◆ **REQUIRED TASK**: Produce a verbatim copy of the entries listed below.

◆ **SUPPLIED DATA**:
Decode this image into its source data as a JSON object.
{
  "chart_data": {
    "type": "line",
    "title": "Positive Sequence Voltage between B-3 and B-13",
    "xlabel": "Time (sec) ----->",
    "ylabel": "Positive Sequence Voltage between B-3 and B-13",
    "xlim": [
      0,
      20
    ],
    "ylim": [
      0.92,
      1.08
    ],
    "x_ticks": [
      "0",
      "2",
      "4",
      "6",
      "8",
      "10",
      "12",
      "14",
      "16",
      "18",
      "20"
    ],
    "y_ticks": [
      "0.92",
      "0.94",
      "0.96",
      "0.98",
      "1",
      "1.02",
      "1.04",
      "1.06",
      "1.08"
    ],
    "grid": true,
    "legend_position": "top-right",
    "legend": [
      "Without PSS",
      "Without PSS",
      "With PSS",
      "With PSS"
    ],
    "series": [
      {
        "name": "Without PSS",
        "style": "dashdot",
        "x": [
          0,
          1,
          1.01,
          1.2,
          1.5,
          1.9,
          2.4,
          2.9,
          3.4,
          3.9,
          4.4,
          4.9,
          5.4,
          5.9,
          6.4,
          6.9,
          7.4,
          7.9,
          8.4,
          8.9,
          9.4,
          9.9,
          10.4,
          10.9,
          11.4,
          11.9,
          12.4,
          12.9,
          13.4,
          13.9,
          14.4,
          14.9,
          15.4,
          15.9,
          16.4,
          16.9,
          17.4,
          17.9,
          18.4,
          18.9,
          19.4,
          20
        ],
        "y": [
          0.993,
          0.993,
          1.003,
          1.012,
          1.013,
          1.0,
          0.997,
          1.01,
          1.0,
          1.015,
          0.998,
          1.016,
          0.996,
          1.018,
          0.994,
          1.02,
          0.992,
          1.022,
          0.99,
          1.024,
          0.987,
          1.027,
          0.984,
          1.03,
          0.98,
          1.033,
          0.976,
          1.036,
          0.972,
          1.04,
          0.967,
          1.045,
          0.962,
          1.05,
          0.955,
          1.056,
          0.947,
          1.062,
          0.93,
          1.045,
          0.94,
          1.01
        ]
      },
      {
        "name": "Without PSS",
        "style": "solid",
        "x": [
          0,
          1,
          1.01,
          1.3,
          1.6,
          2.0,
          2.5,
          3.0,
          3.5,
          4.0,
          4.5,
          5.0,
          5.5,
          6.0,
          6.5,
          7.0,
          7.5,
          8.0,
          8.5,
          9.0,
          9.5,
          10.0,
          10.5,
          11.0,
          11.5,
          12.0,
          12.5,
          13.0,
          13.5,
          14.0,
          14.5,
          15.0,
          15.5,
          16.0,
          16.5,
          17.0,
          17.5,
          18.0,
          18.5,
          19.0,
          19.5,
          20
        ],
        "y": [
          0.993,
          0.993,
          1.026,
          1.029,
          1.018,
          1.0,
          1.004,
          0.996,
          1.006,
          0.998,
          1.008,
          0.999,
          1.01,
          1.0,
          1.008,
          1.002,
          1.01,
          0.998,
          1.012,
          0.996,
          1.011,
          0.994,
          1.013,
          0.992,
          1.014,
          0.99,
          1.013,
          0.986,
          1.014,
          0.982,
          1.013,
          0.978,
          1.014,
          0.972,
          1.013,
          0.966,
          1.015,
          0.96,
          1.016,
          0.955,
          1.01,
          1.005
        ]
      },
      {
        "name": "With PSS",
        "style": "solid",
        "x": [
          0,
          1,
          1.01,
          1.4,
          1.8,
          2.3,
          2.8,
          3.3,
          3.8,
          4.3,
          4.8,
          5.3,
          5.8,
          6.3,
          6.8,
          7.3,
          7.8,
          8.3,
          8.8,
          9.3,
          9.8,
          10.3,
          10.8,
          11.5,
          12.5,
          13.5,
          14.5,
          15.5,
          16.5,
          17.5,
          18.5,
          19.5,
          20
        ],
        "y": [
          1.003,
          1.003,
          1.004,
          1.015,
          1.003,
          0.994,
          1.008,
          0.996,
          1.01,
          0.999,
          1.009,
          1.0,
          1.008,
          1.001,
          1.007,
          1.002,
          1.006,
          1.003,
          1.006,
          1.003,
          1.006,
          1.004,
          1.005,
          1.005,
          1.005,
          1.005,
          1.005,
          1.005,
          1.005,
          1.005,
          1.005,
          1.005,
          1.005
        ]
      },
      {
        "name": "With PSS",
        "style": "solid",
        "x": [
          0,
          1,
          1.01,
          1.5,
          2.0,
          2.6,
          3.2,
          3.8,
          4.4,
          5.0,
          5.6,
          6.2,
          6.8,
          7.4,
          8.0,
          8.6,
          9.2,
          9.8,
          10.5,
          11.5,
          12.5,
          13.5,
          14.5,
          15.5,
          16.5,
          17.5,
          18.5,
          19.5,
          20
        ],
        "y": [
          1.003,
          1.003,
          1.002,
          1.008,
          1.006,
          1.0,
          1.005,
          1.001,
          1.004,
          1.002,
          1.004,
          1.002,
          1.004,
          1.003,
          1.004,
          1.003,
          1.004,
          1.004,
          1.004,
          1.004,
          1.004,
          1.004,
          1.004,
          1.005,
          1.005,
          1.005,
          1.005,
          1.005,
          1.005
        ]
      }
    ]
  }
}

◆ **ANSWER BELOW**:
Decode this image into its source data as a JSON object.
{
  "chart_data": {
    "type": "line",
    "title": "Positive Sequence Voltage between B-3 and B-13",
    "xlabel": "Time (sec) ----->",
    "ylabel": "Positive Sequence Voltage between B-3 and B-13",
    "xlim": [
      0,
      20
    ],
    "ylim": [
      0.92,
      1.08
    ],
    "x_ticks": [
      "0",
      "2",
      "4",
      "6",
      "8",
      "10",
      "12",
      "14",
      "16",
      "18",
      "20"
    ],
    "y_ticks": [
      "0.92",
      "0.94",
      "0.96",
      "0.98",
      "1",
      "1.02",
      "1.04",
      "1.06",
      "1.08"
    ],
    "grid": true,
    "legend_position": "top-right",
    "legend": [
      "Without PSS",
      "Without PSS",
      "With PSS",
      "With PSS"
    ],
    "series": [
      {
        "name": "Without PSS",
        "style": "dashdot",
        "x": [
          0,
          1,
          1.01,
          1.2,
          1.5,
          1.9,
          2.4,
          2.9,
          3.4,
          3.9,
          4.4,
          4.9,
          5.4,
          5.9,
          6.4,
          6.9,
          7.4,
          7.9,
          8.4,
          8.9,
          9.4,
          9.9,
          10.4,
          10.9,
          11.4,
          11.9,
          12.4,
          12.9,
          13.4,
          13.9,
          14.4,
          14.9,
          15.4,
          15.9,
          16.4,
          16.9,
          17.4,
          17.9,
          18.4,
          18.9,
          19.4,
          20
        ],
        "y": [
          0.993,
          0.993,
          1.003,
          1.012,
          1.013,
          1.0,
          0.997,
          1.01,
          1.0,
          1.015,
          0.998,
          1.016,
          0.996,
          1.018,
          0.994,
          1.02,
          0.992,
          1.022,
          0.99,
          1.024,
          0.987,
          1.027,
          0.984,
          1.03,
          0.98,
          1.033,
          0.976,
          1.036,
          0.972,
          1.04,
          0.967,
          1.045,
          0.962,
          1.05,
          0.955,
          1.056,
          0.947,
          1.062,
          0.93,
          1.045,
          0.94,
          1.01
        ]
      },
      {
        "name": "Without PSS",
        "style": "solid",
        "x": [
          0,
          1,
          1.01,
          1.3,
          1.6,
          2.0,
          2.5,
          3.0,
          3.5,
          4.0,
          4.5,
          5.0,
          5.5,
          6.0,
          6.5,
          7.0,
          7.5,
          8.0,
          8.5,
          9.0,
          9.5,
          10.0,
          10.5,
          11.0,
          11.5,
          12.0,
          12.5,
          13.0,
          13.5,
          14.0,
          14.5,
          15.0,
          15.5,
          16.0,
          16.5,
          17.0,
          17.5,
          18.0,
          18.5,
          19.0,
          19.5,
          20
        ],
        "y": [
          0.993,
          0.993,
          1.026,
          1.029,
          1.018,
          1.0,
          1.004,
          0.996,
          1.006,
          0.998,
          1.008,
          0.999,
          1.01,
          1.0,
          1.008,
          1.002,
          1.01,
          0.998,
          1.012,
          0.996,
          1.011,
          0.994,
          1.013,
          0.992,
          1.014,
          0.99,
          1.013,
          0.986,
          1.014,
          0.982,
          1.013,
          0.978,
          1.014,
          0.972,
          1.013,
          0.966,
          1.015,
          0.96,
          1.016,
          0.955,
          1.01,
          1.005
        ]
      },
      {
        "name": "With PSS",
        "style": "solid",
        "x": [
          0,
          1,
          1.01,
          1.4,
          1.8,
          2.3,
          2.8,
          3.3,
          3.8,
          4.3,
          4.8,
          5.3,
          5.8,
          6.3,
          6.8,
          7.3,
          7.8,
          8.3,
          8.8,
          9.3,
          9.8,
          10.3,
          10.8,
          11.5,
          12.5,
          13.5,
          14.5,
          15.5,
          16.5,
          17.5,
          18.5,
          19.5,
          20
        ],
        "y": [
          1.003,
          1.003,
          1.004,
          1.015,
          1.003,
          0.994,
          1.008,
          0.996,
          1.01,
          0.999,
          1.009,
          1.0,
          1.008,
          1.001,
          1.007,
          1.002,
          1.006,
          1.003,
          1.006,
          1.003,
          1.006,
          1.004,
          1.005,
          1.005,
          1.005,
          1.005,
          1.005,
          1.005,
          1.005,
          1.005,
          1.005,
          1.005,
          1.005
        ]
      },
      {
        "name": "With PSS",
        "style": "solid",
        "x": [
          0,
          1,
          1.01,
          1.5,
          2.0,
          2.6,
          3.2,
          3.8,
          4.4,
          5.0,
          5.6,
          6.2,
          6.8,
          7.4,
          8.0,
          8.6,
          9.2,
          9.8,
          10.5,
          11.5,
          12.5,
          13.5,
          14.5,
          15.5,
          16.5,
          17.5,
          18.5,
          19.5,
          20
        ],
        "y": [
          1.003,
          1.003,
          1.002,
          1.008,
          1.006,
          1.0,
          1.005,
          1.001,
          1.004,
          1.002,
          1.004,
          1.002,
          1.004,
          1.003,
          1.004,
          1.003,
          1.004,
          1.004,
          1.004,
          1.004,
          1.004,
          1.004,
          1.004,
          1.005,
          1.005,
          1.005,
          1.005,
          1.005,
          1.005
        ]
      }
    ]
  }
}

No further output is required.